◆ PROBLEM DETAILS:
Show all lines that include the string "далее"; copy each one.

** begin PROVIDED RECORDS **

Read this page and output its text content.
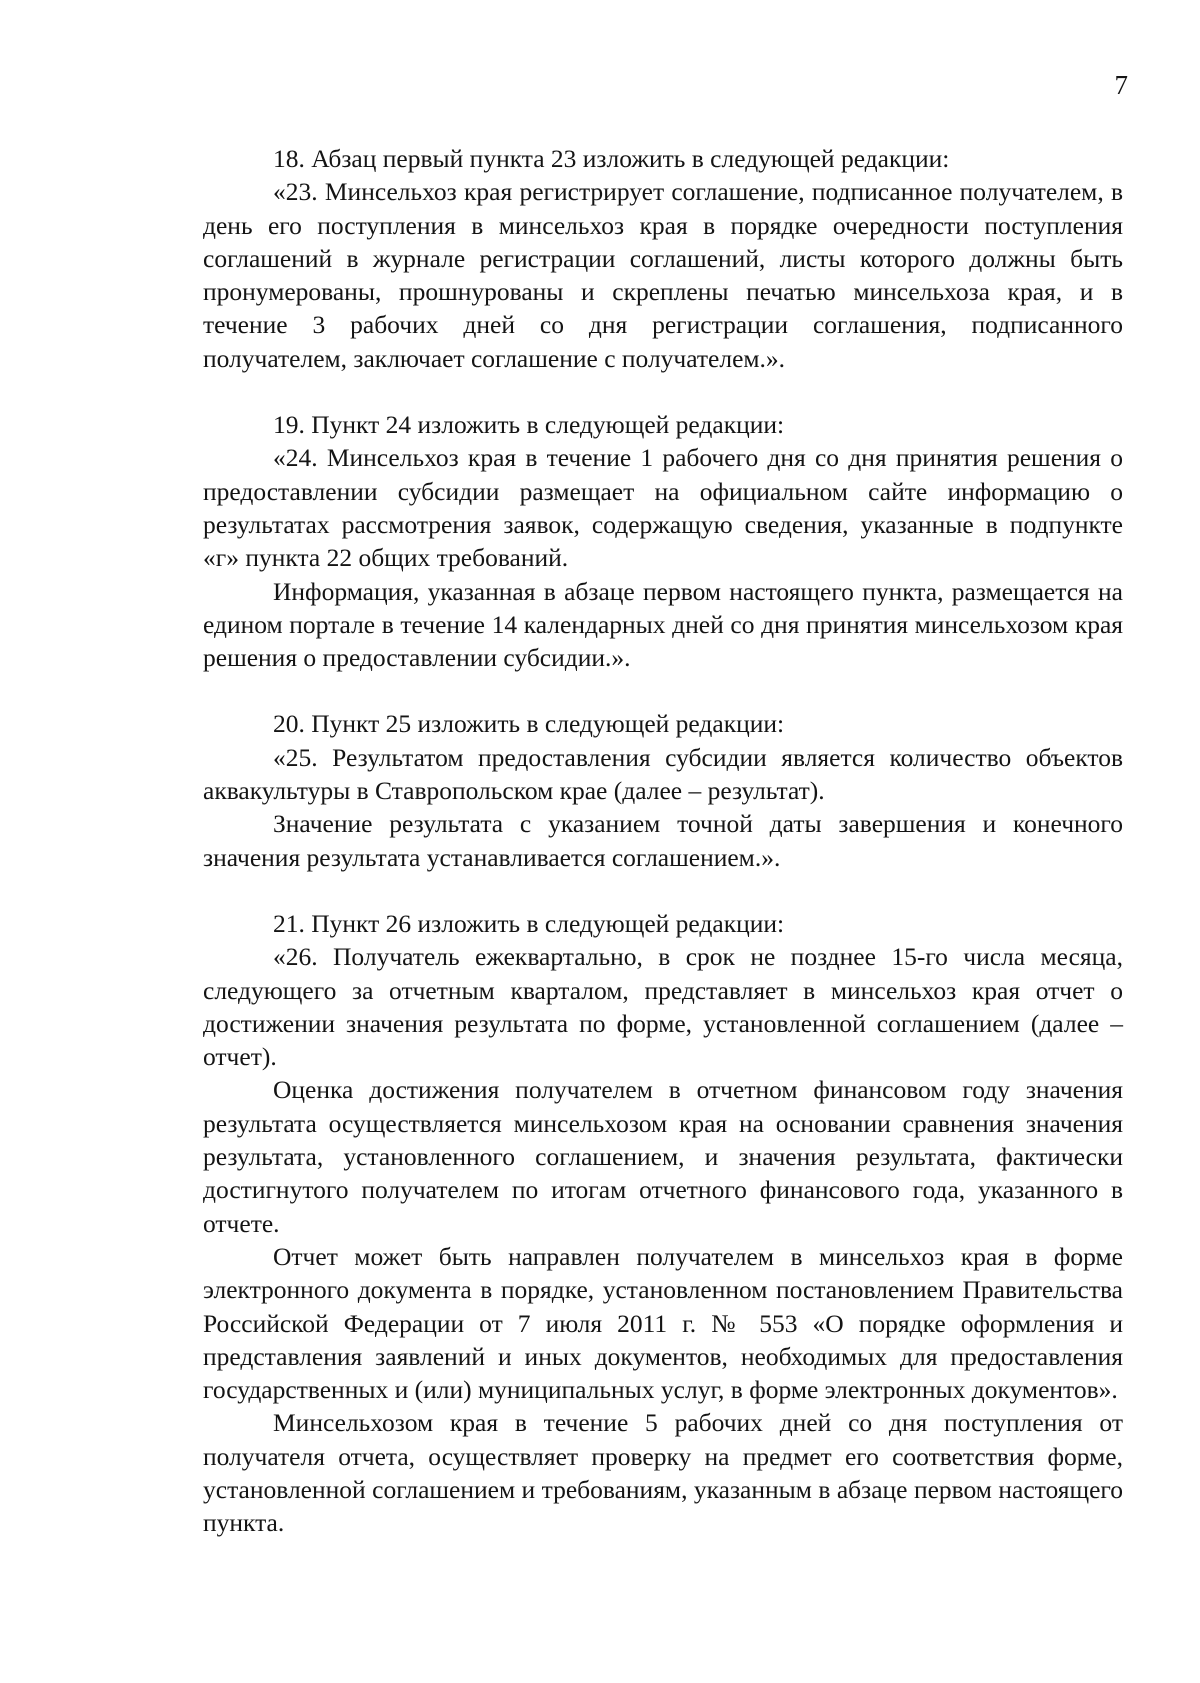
7

18. Абзац первый пункта 23 изложить в следующей редакции:

«23. Минсельхоз края регистрирует соглашение, подписанное получателем, в день его поступления в минсельхоз края в порядке очередности поступления соглашений в журнале регистрации соглашений, листы которого должны быть пронумерованы, прошнурованы и скреплены печатью минсельхоза края, и в течение 3 рабочих дней со дня регистрации соглашения, подписанного получателем, заключает соглашение с получателем.».

19. Пункт 24 изложить в следующей редакции:

«24. Минсельхоз края в течение 1 рабочего дня со дня принятия решения о предоставлении субсидии размещает на официальном сайте информацию о результатах рассмотрения заявок, содержащую сведения, указанные в подпункте «г» пункта 22 общих требований.

Информация, указанная в абзаце первом настоящего пункта, размещается на едином портале в течение 14 календарных дней со дня принятия минсельхозом края решения о предоставлении субсидии.».

20. Пункт 25 изложить в следующей редакции:

«25. Результатом предоставления субсидии является количество объектов аквакультуры в Ставропольском крае (далее – результат).

Значение результата с указанием точной даты завершения и конечного значения результата устанавливается соглашением.».

21. Пункт 26 изложить в следующей редакции:

«26. Получатель ежеквартально, в срок не позднее 15-го числа месяца, следующего за отчетным кварталом, представляет в минсельхоз края отчет о достижении значения результата по форме, установленной соглашением (далее – отчет).

Оценка достижения получателем в отчетном финансовом году значения результата осуществляется минсельхозом края на основании сравнения значения результата, установленного соглашением, и значения результата, фактически достигнутого получателем по итогам отчетного финансового года, указанного в отчете.

Отчет может быть направлен получателем в минсельхоз края в форме электронного документа в порядке, установленном постановлением Правительства Российской Федерации от 7 июля 2011 г. № 553 «О порядке оформления и представления заявлений и иных документов, необходимых для предоставления государственных и (или) муниципальных услуг, в форме электронных документов».

Минсельхозом края в течение 5 рабочих дней со дня поступления от получателя отчета, осуществляет проверку на предмет его соответствия форме, установленной соглашением и требованиям, указанным в абзаце первом настоящего пункта.
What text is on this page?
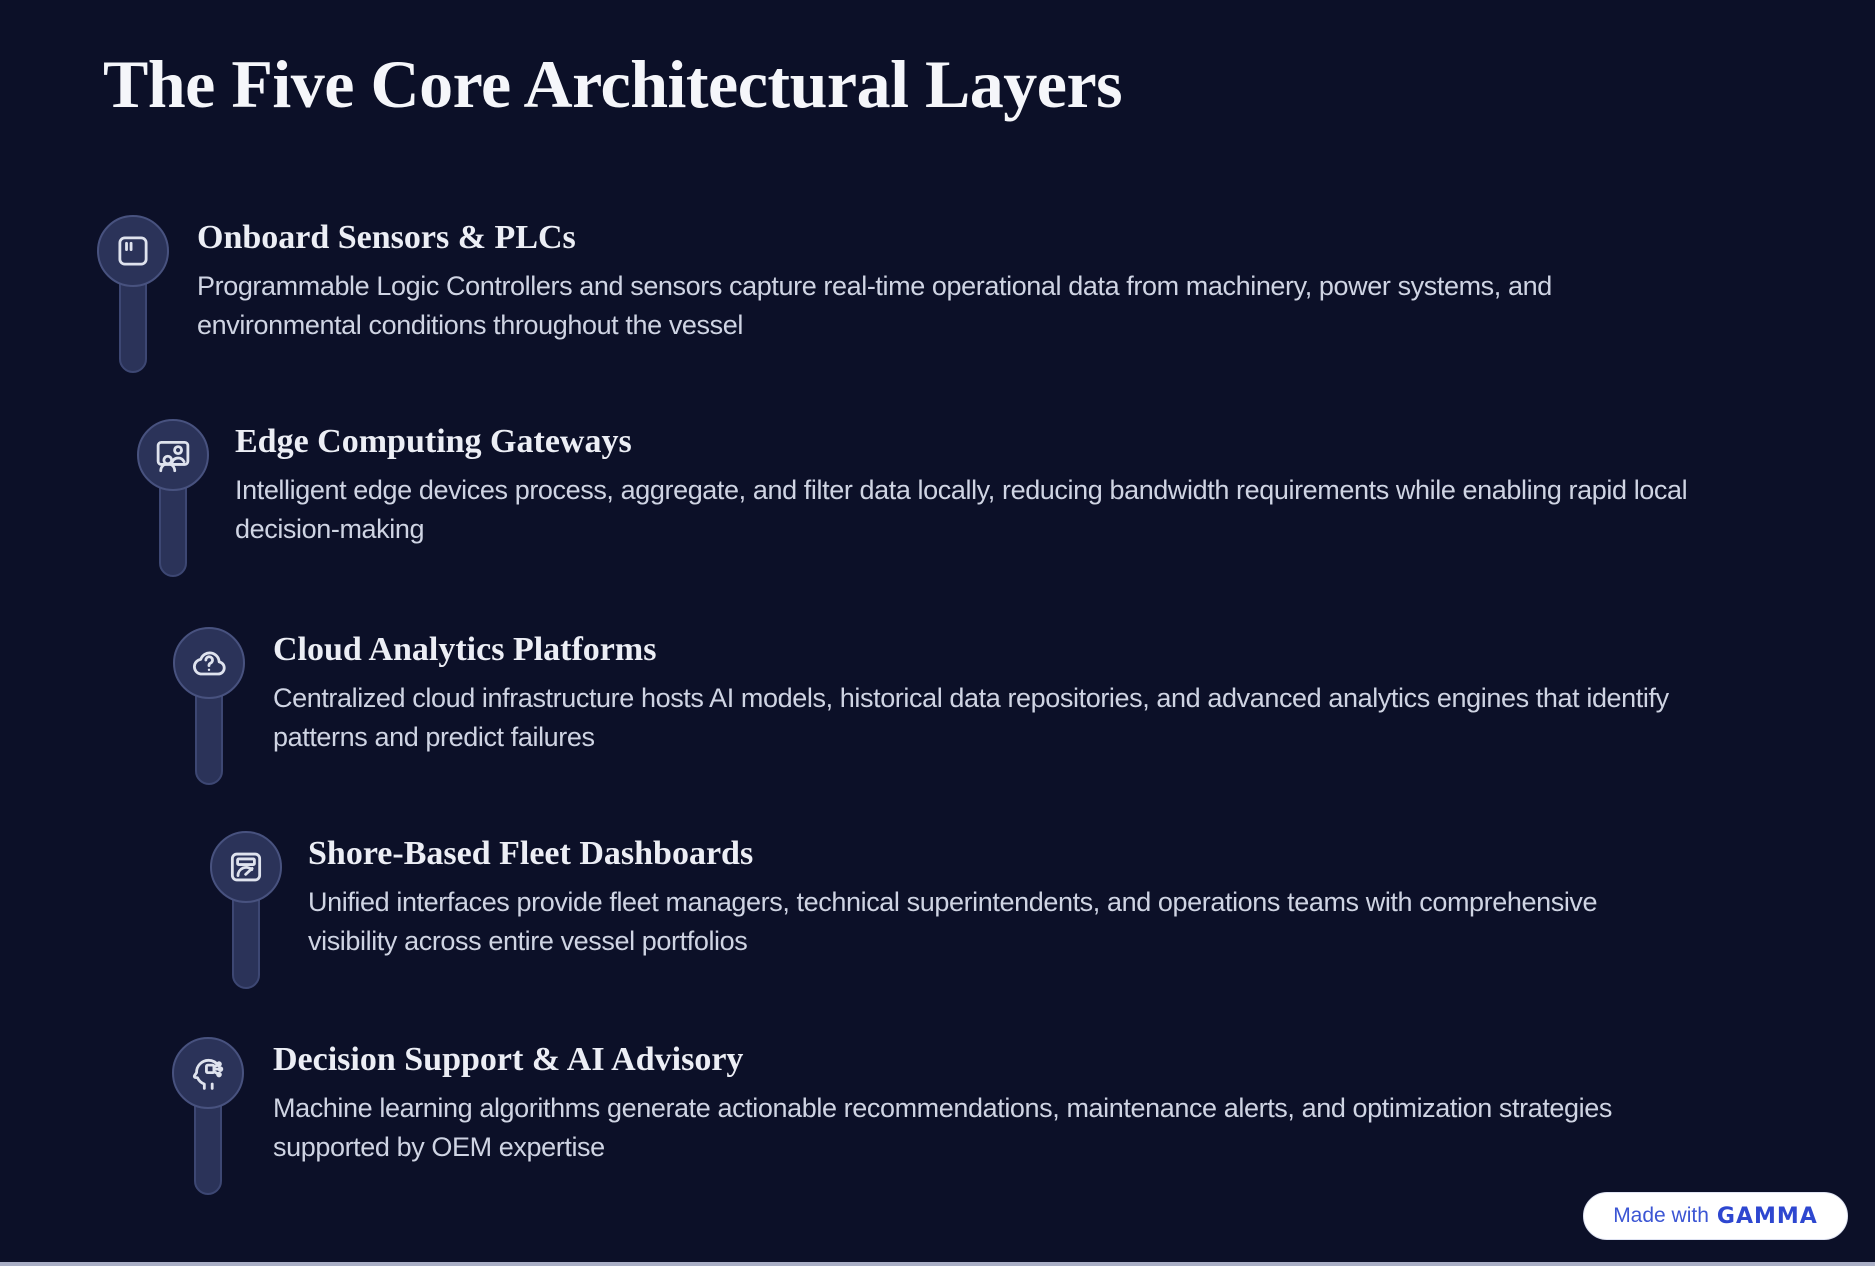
The Five Core Architectural Layers
Onboard Sensors & PLCs
Programmable Logic Controllers and sensors capture real-time operational data from machinery, power systems, and
environmental conditions throughout the vessel
Edge Computing Gateways
Intelligent edge devices process, aggregate, and filter data locally, reducing bandwidth requirements while enabling rapid local
decision-making
Cloud Analytics Platforms
Centralized cloud infrastructure hosts AI models, historical data repositories, and advanced analytics engines that identify
patterns and predict failures
Shore-Based Fleet Dashboards
Unified interfaces provide fleet managers, technical superintendents, and operations teams with comprehensive
visibility across entire vessel portfolios
Decision Support & AI Advisory
Machine learning algorithms generate actionable recommendations, maintenance alerts, and optimization strategies
supported by OEM expertise
Made with GAMMA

** end PROVIDED RECORDS **

◆ RESULT OF THIS TASK:
«25. Результатом предоставления субсидии является количество объектов аквакультуры в Ставропольском крае (далее – результат).
«26. Получатель ежеквартально, в срок не позднее 15-го числа месяца, следующего за отчетным кварталом, представляет в минсельхоз края отчет о достижении значения результата по форме, установленной соглашением (далее – отчет).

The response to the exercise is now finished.